*Set exercise*: Look through the material below for "meta". Copy every line that contains it.

___ Dataset content ___

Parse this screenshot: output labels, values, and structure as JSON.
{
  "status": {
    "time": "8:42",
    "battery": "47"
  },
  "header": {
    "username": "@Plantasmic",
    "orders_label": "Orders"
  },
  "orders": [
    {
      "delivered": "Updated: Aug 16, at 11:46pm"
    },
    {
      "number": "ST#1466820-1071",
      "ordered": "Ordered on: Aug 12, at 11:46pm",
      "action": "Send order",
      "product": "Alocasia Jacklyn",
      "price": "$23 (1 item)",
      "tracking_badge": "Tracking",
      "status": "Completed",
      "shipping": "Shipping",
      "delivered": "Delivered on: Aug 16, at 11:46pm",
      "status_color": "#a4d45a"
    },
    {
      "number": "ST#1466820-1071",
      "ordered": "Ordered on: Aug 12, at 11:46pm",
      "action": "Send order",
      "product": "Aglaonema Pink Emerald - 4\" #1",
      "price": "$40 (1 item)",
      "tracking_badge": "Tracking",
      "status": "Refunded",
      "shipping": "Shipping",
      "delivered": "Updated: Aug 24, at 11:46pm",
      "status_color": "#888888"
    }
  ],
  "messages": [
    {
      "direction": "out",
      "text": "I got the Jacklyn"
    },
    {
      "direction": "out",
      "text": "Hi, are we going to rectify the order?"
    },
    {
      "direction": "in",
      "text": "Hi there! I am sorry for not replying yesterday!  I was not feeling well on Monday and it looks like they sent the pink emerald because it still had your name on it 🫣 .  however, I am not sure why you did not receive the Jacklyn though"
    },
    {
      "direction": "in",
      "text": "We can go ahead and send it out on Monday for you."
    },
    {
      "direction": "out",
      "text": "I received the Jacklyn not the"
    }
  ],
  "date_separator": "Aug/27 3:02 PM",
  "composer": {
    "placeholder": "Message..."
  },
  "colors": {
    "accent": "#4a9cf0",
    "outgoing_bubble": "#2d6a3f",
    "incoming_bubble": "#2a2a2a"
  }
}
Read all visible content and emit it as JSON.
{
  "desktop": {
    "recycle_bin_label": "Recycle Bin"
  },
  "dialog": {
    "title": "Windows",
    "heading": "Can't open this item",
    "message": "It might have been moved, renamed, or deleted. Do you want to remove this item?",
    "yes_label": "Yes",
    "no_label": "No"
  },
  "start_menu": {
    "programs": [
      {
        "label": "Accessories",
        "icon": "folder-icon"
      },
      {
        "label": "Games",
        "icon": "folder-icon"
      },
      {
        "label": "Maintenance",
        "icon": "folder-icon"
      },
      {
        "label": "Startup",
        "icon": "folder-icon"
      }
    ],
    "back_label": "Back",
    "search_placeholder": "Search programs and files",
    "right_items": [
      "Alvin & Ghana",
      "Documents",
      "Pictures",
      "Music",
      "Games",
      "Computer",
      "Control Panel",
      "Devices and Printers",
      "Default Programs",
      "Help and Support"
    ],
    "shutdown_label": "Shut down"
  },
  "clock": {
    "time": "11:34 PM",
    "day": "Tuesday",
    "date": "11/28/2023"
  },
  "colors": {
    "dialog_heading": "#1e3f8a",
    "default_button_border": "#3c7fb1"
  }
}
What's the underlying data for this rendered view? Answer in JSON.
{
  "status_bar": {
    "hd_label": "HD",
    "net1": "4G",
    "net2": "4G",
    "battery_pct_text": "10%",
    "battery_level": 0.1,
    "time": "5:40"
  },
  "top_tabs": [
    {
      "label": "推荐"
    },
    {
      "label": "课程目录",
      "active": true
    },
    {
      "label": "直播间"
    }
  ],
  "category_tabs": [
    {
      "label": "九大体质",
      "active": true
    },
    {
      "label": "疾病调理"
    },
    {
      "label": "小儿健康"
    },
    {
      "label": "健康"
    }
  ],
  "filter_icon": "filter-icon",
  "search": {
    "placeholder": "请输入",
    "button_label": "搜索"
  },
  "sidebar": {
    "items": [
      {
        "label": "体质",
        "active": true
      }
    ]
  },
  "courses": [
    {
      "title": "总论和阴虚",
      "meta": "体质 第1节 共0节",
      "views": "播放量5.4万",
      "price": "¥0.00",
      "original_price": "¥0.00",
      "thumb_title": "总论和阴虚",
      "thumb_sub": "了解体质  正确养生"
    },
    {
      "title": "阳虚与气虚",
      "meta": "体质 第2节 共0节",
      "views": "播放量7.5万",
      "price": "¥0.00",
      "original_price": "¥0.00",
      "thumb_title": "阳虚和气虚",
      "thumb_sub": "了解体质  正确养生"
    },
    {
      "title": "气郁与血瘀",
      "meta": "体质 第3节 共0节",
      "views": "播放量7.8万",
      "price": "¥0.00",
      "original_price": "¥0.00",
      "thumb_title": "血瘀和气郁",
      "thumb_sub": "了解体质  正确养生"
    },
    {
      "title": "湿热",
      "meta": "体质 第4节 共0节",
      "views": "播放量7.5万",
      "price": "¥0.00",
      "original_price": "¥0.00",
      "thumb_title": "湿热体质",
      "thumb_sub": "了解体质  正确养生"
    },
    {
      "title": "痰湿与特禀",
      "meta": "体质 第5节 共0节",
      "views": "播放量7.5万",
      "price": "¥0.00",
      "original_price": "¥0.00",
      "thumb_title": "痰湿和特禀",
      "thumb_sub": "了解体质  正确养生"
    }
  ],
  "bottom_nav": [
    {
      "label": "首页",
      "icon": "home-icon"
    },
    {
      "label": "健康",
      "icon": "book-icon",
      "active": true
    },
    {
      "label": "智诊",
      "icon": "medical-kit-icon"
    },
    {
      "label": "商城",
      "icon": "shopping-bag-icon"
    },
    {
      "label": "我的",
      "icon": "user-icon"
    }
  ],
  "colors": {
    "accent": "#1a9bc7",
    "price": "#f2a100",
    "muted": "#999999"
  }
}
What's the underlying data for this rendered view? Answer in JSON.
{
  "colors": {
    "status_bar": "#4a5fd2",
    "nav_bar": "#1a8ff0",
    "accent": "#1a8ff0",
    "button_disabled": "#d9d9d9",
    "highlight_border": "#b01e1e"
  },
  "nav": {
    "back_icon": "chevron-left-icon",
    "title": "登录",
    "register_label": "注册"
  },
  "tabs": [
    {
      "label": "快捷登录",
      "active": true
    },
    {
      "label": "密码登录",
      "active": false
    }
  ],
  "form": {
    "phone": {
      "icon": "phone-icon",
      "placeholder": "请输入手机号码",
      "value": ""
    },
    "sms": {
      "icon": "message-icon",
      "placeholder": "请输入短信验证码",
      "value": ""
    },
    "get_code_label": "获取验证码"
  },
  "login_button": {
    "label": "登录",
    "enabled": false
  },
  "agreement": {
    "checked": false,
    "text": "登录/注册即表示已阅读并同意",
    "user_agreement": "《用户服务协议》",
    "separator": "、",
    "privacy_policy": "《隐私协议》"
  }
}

___

*Output for this exercise*:
      "meta": "体质 第1节 共0节",
      "meta": "体质 第2节 共0节",
      "meta": "体质 第3节 共0节",
      "meta": "体质 第4节 共0节",
      "meta": "体质 第5节 共0节",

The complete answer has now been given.